Task statement:
Every line that contains the word "дорожной" should be copied.

Extracted data entries
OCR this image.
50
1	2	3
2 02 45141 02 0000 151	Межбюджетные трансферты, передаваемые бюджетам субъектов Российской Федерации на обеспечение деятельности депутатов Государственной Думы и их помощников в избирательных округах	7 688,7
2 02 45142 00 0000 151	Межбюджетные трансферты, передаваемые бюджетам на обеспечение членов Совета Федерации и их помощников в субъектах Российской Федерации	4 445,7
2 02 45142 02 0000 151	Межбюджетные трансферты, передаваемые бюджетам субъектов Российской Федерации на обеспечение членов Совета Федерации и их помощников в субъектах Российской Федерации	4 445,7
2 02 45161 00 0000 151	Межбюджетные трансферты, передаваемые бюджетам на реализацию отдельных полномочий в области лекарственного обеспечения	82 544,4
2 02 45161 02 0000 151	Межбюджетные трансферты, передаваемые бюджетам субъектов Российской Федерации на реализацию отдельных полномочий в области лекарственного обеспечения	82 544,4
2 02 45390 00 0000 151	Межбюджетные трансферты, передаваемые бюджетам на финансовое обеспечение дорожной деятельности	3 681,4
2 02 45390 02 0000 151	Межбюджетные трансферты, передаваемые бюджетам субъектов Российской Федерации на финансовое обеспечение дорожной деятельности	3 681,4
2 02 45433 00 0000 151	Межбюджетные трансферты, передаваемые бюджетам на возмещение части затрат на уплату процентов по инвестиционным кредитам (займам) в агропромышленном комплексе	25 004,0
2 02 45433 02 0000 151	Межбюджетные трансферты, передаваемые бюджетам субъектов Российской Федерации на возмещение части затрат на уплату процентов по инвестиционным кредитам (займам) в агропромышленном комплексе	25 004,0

Response for this exercise:
2 02 45390 00 0000 151	Межбюджетные трансферты, передаваемые бюджетам на финансовое обеспечение дорожной деятельности	3 681,4
2 02 45390 02 0000 151	Межбюджетные трансферты, передаваемые бюджетам субъектов Российской Федерации на финансовое обеспечение дорожной деятельности	3 681,4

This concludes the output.